[START THE DATA]

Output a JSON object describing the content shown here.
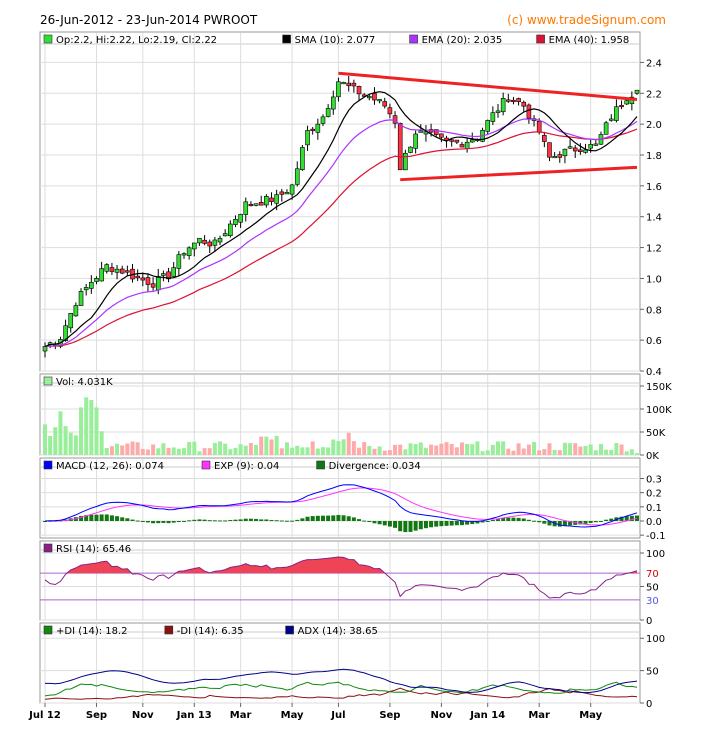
{
  "header": {
    "title": "26-Jun-2012 - 23-Jun-2014 PWROOT",
    "copyright": "(c) www.tradeSignum.com"
  },
  "colors": {
    "bull": "#33dd33",
    "bear": "#ff3344",
    "sma": "#000000",
    "ema20": "#aa33ff",
    "ema40": "#dd1133",
    "trend": "#ee2222",
    "vol_up": "#99ee99",
    "vol_down": "#ffaaaa",
    "vol_flat": "#bbbbbb",
    "macd": "#0000ff",
    "exp": "#ff33ff",
    "divergence": "#117711",
    "rsi": "#882288",
    "rsi_fill": "#ee4455",
    "pdi": "#118811",
    "mdi": "#881111",
    "adx": "#000088"
  },
  "chart_data": [
    {
      "type": "candlestick",
      "legend": [
        {
          "label": "Op:2.2, Hi:2.22, Lo:2.19, Cl:2.22",
          "color_key": "bull"
        },
        {
          "label": "SMA (10): 2.077",
          "color_key": "sma"
        },
        {
          "label": "EMA (20): 2.035",
          "color_key": "ema20"
        },
        {
          "label": "EMA (40): 1.958",
          "color_key": "ema40"
        }
      ],
      "x_ticks": [
        "Jul 12",
        "Sep",
        "Nov",
        "Jan 13",
        "Mar",
        "May",
        "Jul",
        "Sep",
        "Nov",
        "Jan 14",
        "Mar",
        "May"
      ],
      "y_ticks": [
        "0.4",
        "0.6",
        "0.8",
        "1.0",
        "1.2",
        "1.4",
        "1.6",
        "1.8",
        "2.0",
        "2.2",
        "2.4"
      ],
      "ylim": [
        0.4,
        2.5
      ],
      "last_values": {
        "open": 2.2,
        "high": 2.22,
        "low": 2.19,
        "close": 2.22
      },
      "price_path": [
        [
          0,
          0.56
        ],
        [
          3,
          0.62
        ],
        [
          6,
          0.85
        ],
        [
          9,
          0.98
        ],
        [
          12,
          1.08
        ],
        [
          15,
          1.05
        ],
        [
          18,
          1.0
        ],
        [
          21,
          0.97
        ],
        [
          24,
          1.02
        ],
        [
          27,
          1.18
        ],
        [
          30,
          1.25
        ],
        [
          33,
          1.22
        ],
        [
          36,
          1.35
        ],
        [
          39,
          1.48
        ],
        [
          42,
          1.5
        ],
        [
          45,
          1.52
        ],
        [
          48,
          1.6
        ],
        [
          51,
          1.95
        ],
        [
          54,
          2.05
        ],
        [
          57,
          2.28
        ],
        [
          60,
          2.22
        ],
        [
          63,
          2.18
        ],
        [
          66,
          2.12
        ],
        [
          68,
          2.02
        ],
        [
          69,
          1.72
        ],
        [
          72,
          1.95
        ],
        [
          75,
          1.92
        ],
        [
          78,
          1.88
        ],
        [
          81,
          1.88
        ],
        [
          84,
          1.92
        ],
        [
          87,
          2.06
        ],
        [
          90,
          2.18
        ],
        [
          93,
          2.12
        ],
        [
          96,
          1.95
        ],
        [
          98,
          1.78
        ],
        [
          101,
          1.82
        ],
        [
          104,
          1.85
        ],
        [
          107,
          1.86
        ],
        [
          110,
          2.05
        ],
        [
          113,
          2.18
        ],
        [
          115,
          2.22
        ]
      ],
      "trendlines": [
        {
          "from": [
            57,
            2.33
          ],
          "to": [
            115,
            2.16
          ]
        },
        {
          "from": [
            69,
            1.64
          ],
          "to": [
            115,
            1.72
          ]
        }
      ]
    },
    {
      "type": "bar",
      "legend": [
        {
          "label": "Vol: 4.031K",
          "color_key": "vol_up"
        }
      ],
      "y_ticks": [
        "0K",
        "50K",
        "100K",
        "150K"
      ],
      "ylim": [
        0,
        150
      ]
    },
    {
      "type": "line",
      "legend": [
        {
          "label": "MACD (12, 26): 0.074",
          "color_key": "macd"
        },
        {
          "label": "EXP (9): 0.04",
          "color_key": "exp"
        },
        {
          "label": "Divergence: 0.034",
          "color_key": "divergence"
        }
      ],
      "y_ticks": [
        "-0.1",
        "0.0",
        "0.1",
        "0.2",
        "0.3"
      ],
      "ylim": [
        -0.12,
        0.36
      ]
    },
    {
      "type": "line",
      "legend": [
        {
          "label": "RSI (14): 65.46",
          "color_key": "rsi"
        }
      ],
      "y_ticks": [
        "0",
        "50",
        "100"
      ],
      "guide_labels": [
        "70",
        "30"
      ],
      "guides": [
        70,
        30
      ],
      "ylim": [
        0,
        100
      ]
    },
    {
      "type": "line",
      "legend": [
        {
          "label": "+DI (14): 18.2",
          "color_key": "pdi"
        },
        {
          "label": "-DI (14): 6.35",
          "color_key": "mdi"
        },
        {
          "label": "ADX (14): 38.65",
          "color_key": "adx"
        }
      ],
      "y_ticks": [
        "0",
        "50",
        "100"
      ],
      "ylim": [
        0,
        105
      ]
    }
  ]
}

[END THE DATA]

Write out each entry exactly as given, but skip the pictures.

__RESULT__:
Output a JSON object describing the content shown here.
{
  "header": {
    "title": "26-Jun-2012 - 23-Jun-2014 PWROOT",
    "copyright": "(c) www.tradeSignum.com"
  },
  "colors": {
    "bull": "#33dd33",
    "bear": "#ff3344",
    "sma": "#000000",
    "ema20": "#aa33ff",
    "ema40": "#dd1133",
    "trend": "#ee2222",
    "vol_up": "#99ee99",
    "vol_down": "#ffaaaa",
    "vol_flat": "#bbbbbb",
    "macd": "#0000ff",
    "exp": "#ff33ff",
    "divergence": "#117711",
    "rsi": "#882288",
    "rsi_fill": "#ee4455",
    "pdi": "#118811",
    "mdi": "#881111",
    "adx": "#000088"
  },
  "chart_data": [
    {
      "type": "candlestick",
      "legend": [
        {
          "label": "Op:2.2, Hi:2.22, Lo:2.19, Cl:2.22",
          "color_key": "bull"
        },
        {
          "label": "SMA (10): 2.077",
          "color_key": "sma"
        },
        {
          "label": "EMA (20): 2.035",
          "color_key": "ema20"
        },
        {
          "label": "EMA (40): 1.958",
          "color_key": "ema40"
        }
      ],
      "x_ticks": [
        "Jul 12",
        "Sep",
        "Nov",
        "Jan 13",
        "Mar",
        "May",
        "Jul",
        "Sep",
        "Nov",
        "Jan 14",
        "Mar",
        "May"
      ],
      "y_ticks": [
        "0.4",
        "0.6",
        "0.8",
        "1.0",
        "1.2",
        "1.4",
        "1.6",
        "1.8",
        "2.0",
        "2.2",
        "2.4"
      ],
      "ylim": [
        0.4,
        2.5
      ],
      "last_values": {
        "open": 2.2,
        "high": 2.22,
        "low": 2.19,
        "close": 2.22
      },
      "price_path": [
        [
          0,
          0.56
        ],
        [
          3,
          0.62
        ],
        [
          6,
          0.85
        ],
        [
          9,
          0.98
        ],
        [
          12,
          1.08
        ],
        [
          15,
          1.05
        ],
        [
          18,
          1.0
        ],
        [
          21,
          0.97
        ],
        [
          24,
          1.02
        ],
        [
          27,
          1.18
        ],
        [
          30,
          1.25
        ],
        [
          33,
          1.22
        ],
        [
          36,
          1.35
        ],
        [
          39,
          1.48
        ],
        [
          42,
          1.5
        ],
        [
          45,
          1.52
        ],
        [
          48,
          1.6
        ],
        [
          51,
          1.95
        ],
        [
          54,
          2.05
        ],
        [
          57,
          2.28
        ],
        [
          60,
          2.22
        ],
        [
          63,
          2.18
        ],
        [
          66,
          2.12
        ],
        [
          68,
          2.02
        ],
        [
          69,
          1.72
        ],
        [
          72,
          1.95
        ],
        [
          75,
          1.92
        ],
        [
          78,
          1.88
        ],
        [
          81,
          1.88
        ],
        [
          84,
          1.92
        ],
        [
          87,
          2.06
        ],
        [
          90,
          2.18
        ],
        [
          93,
          2.12
        ],
        [
          96,
          1.95
        ],
        [
          98,
          1.78
        ],
        [
          101,
          1.82
        ],
        [
          104,
          1.85
        ],
        [
          107,
          1.86
        ],
        [
          110,
          2.05
        ],
        [
          113,
          2.18
        ],
        [
          115,
          2.22
        ]
      ],
      "trendlines": [
        {
          "from": [
            57,
            2.33
          ],
          "to": [
            115,
            2.16
          ]
        },
        {
          "from": [
            69,
            1.64
          ],
          "to": [
            115,
            1.72
          ]
        }
      ]
    },
    {
      "type": "bar",
      "legend": [
        {
          "label": "Vol: 4.031K",
          "color_key": "vol_up"
        }
      ],
      "y_ticks": [
        "0K",
        "50K",
        "100K",
        "150K"
      ],
      "ylim": [
        0,
        150
      ]
    },
    {
      "type": "line",
      "legend": [
        {
          "label": "MACD (12, 26): 0.074",
          "color_key": "macd"
        },
        {
          "label": "EXP (9): 0.04",
          "color_key": "exp"
        },
        {
          "label": "Divergence: 0.034",
          "color_key": "divergence"
        }
      ],
      "y_ticks": [
        "-0.1",
        "0.0",
        "0.1",
        "0.2",
        "0.3"
      ],
      "ylim": [
        -0.12,
        0.36
      ]
    },
    {
      "type": "line",
      "legend": [
        {
          "label": "RSI (14): 65.46",
          "color_key": "rsi"
        }
      ],
      "y_ticks": [
        "0",
        "50",
        "100"
      ],
      "guide_labels": [
        "70",
        "30"
      ],
      "guides": [
        70,
        30
      ],
      "ylim": [
        0,
        100
      ]
    },
    {
      "type": "line",
      "legend": [
        {
          "label": "+DI (14): 18.2",
          "color_key": "pdi"
        },
        {
          "label": "-DI (14): 6.35",
          "color_key": "mdi"
        },
        {
          "label": "ADX (14): 38.65",
          "color_key": "adx"
        }
      ],
      "y_ticks": [
        "0",
        "50",
        "100"
      ],
      "ylim": [
        0,
        105
      ]
    }
  ]
}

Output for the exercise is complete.